• _DATASET_
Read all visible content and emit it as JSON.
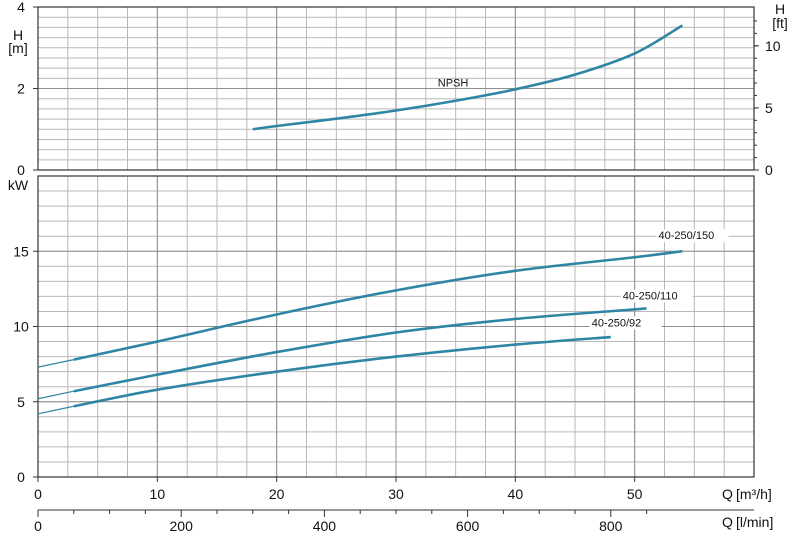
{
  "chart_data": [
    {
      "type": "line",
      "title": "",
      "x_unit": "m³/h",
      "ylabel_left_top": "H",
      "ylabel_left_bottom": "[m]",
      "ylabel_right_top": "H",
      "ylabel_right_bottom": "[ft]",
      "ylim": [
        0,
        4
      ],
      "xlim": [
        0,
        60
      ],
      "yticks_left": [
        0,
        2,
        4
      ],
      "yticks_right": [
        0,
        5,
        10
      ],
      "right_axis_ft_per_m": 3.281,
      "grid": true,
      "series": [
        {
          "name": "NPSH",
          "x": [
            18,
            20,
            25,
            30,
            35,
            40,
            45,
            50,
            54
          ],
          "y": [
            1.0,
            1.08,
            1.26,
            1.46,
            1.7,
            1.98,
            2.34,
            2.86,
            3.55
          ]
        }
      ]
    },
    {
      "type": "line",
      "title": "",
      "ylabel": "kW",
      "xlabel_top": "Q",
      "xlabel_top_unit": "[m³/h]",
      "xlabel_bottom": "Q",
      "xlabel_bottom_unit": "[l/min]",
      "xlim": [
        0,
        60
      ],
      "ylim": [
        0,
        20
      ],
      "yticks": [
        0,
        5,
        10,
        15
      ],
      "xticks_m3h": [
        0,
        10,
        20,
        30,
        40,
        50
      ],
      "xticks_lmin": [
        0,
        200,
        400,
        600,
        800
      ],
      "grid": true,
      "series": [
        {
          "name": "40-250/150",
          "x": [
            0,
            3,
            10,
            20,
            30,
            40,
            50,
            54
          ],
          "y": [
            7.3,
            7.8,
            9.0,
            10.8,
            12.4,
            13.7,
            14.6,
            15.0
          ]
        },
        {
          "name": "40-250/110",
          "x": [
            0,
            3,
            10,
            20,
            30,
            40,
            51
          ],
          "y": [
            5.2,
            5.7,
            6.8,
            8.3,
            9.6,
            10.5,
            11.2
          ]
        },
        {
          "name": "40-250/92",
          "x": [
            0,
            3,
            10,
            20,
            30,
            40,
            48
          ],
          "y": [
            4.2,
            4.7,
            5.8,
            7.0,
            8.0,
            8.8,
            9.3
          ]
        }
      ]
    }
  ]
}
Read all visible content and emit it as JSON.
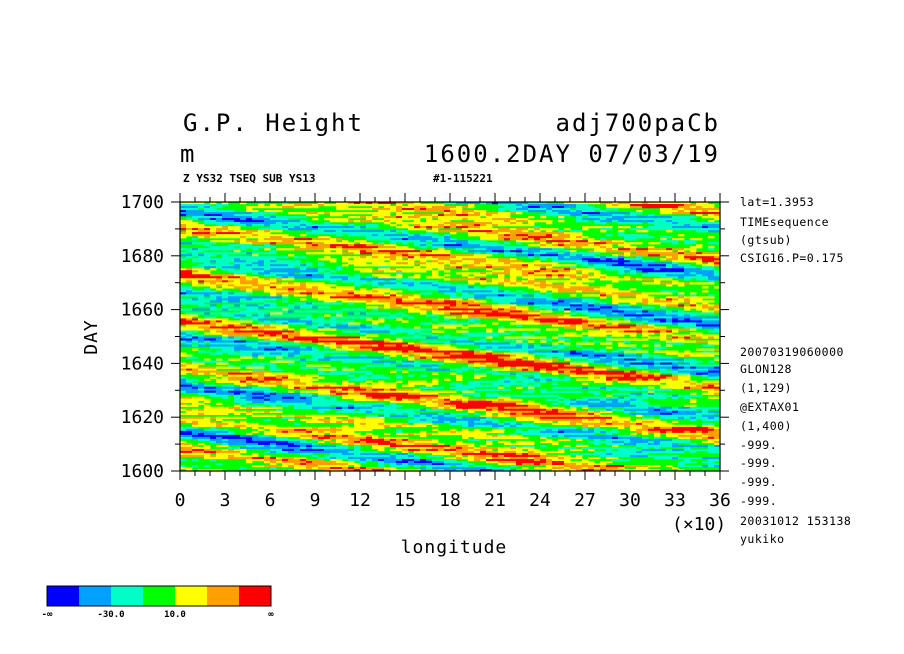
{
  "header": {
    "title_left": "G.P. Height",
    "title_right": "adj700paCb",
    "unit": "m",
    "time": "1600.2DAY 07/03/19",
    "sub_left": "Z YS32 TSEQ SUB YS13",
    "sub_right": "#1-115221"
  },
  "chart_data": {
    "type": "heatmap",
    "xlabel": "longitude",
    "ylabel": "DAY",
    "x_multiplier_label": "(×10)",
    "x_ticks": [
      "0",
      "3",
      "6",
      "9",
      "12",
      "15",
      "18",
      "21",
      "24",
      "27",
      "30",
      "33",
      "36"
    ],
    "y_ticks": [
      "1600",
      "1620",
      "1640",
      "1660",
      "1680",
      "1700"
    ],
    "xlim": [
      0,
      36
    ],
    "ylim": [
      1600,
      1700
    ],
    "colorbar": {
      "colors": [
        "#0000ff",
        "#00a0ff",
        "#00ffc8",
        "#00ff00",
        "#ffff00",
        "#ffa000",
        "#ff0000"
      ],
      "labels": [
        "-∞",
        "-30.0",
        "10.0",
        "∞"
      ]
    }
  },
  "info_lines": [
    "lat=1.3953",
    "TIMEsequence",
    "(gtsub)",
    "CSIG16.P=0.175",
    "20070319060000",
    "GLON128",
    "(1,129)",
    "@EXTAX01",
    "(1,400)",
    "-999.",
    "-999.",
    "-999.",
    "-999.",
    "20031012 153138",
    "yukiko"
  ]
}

• _TASK GOAL_
Pictures are excluded; copy all other data exactly as shown.

• _TASK SOLUTION_
Read all visible content and emit it as JSON.
{
  "chart_data": [
    {
      "type": "line",
      "title": "",
      "x_unit": "m³/h",
      "ylabel_left_top": "H",
      "ylabel_left_bottom": "[m]",
      "ylabel_right_top": "H",
      "ylabel_right_bottom": "[ft]",
      "ylim": [
        0,
        4
      ],
      "xlim": [
        0,
        60
      ],
      "yticks_left": [
        0,
        2,
        4
      ],
      "yticks_right": [
        0,
        5,
        10
      ],
      "right_axis_ft_per_m": 3.281,
      "grid": true,
      "series": [
        {
          "name": "NPSH",
          "x": [
            18,
            20,
            25,
            30,
            35,
            40,
            45,
            50,
            54
          ],
          "y": [
            1.0,
            1.08,
            1.26,
            1.46,
            1.7,
            1.98,
            2.34,
            2.86,
            3.55
          ]
        }
      ]
    },
    {
      "type": "line",
      "title": "",
      "ylabel": "kW",
      "xlabel_top": "Q",
      "xlabel_top_unit": "[m³/h]",
      "xlabel_bottom": "Q",
      "xlabel_bottom_unit": "[l/min]",
      "xlim": [
        0,
        60
      ],
      "ylim": [
        0,
        20
      ],
      "yticks": [
        0,
        5,
        10,
        15
      ],
      "xticks_m3h": [
        0,
        10,
        20,
        30,
        40,
        50
      ],
      "xticks_lmin": [
        0,
        200,
        400,
        600,
        800
      ],
      "grid": true,
      "series": [
        {
          "name": "40-250/150",
          "x": [
            0,
            3,
            10,
            20,
            30,
            40,
            50,
            54
          ],
          "y": [
            7.3,
            7.8,
            9.0,
            10.8,
            12.4,
            13.7,
            14.6,
            15.0
          ]
        },
        {
          "name": "40-250/110",
          "x": [
            0,
            3,
            10,
            20,
            30,
            40,
            51
          ],
          "y": [
            5.2,
            5.7,
            6.8,
            8.3,
            9.6,
            10.5,
            11.2
          ]
        },
        {
          "name": "40-250/92",
          "x": [
            0,
            3,
            10,
            20,
            30,
            40,
            48
          ],
          "y": [
            4.2,
            4.7,
            5.8,
            7.0,
            8.0,
            8.8,
            9.3
          ]
        }
      ]
    }
  ]
}
Read all visible content and emit it as JSON.
{
  "header": {
    "title_left": "G.P. Height",
    "title_right": "adj700paCb",
    "unit": "m",
    "time": "1600.2DAY 07/03/19",
    "sub_left": "Z YS32 TSEQ SUB YS13",
    "sub_right": "#1-115221"
  },
  "chart_data": {
    "type": "heatmap",
    "xlabel": "longitude",
    "ylabel": "DAY",
    "x_multiplier_label": "(×10)",
    "x_ticks": [
      "0",
      "3",
      "6",
      "9",
      "12",
      "15",
      "18",
      "21",
      "24",
      "27",
      "30",
      "33",
      "36"
    ],
    "y_ticks": [
      "1600",
      "1620",
      "1640",
      "1660",
      "1680",
      "1700"
    ],
    "xlim": [
      0,
      36
    ],
    "ylim": [
      1600,
      1700
    ],
    "colorbar": {
      "colors": [
        "#0000ff",
        "#00a0ff",
        "#00ffc8",
        "#00ff00",
        "#ffff00",
        "#ffa000",
        "#ff0000"
      ],
      "labels": [
        "-∞",
        "-30.0",
        "10.0",
        "∞"
      ]
    }
  },
  "info_lines": [
    "lat=1.3953",
    "TIMEsequence",
    "(gtsub)",
    "CSIG16.P=0.175",
    "20070319060000",
    "GLON128",
    "(1,129)",
    "@EXTAX01",
    "(1,400)",
    "-999.",
    "-999.",
    "-999.",
    "-999.",
    "20031012 153138",
    "yukiko"
  ]
}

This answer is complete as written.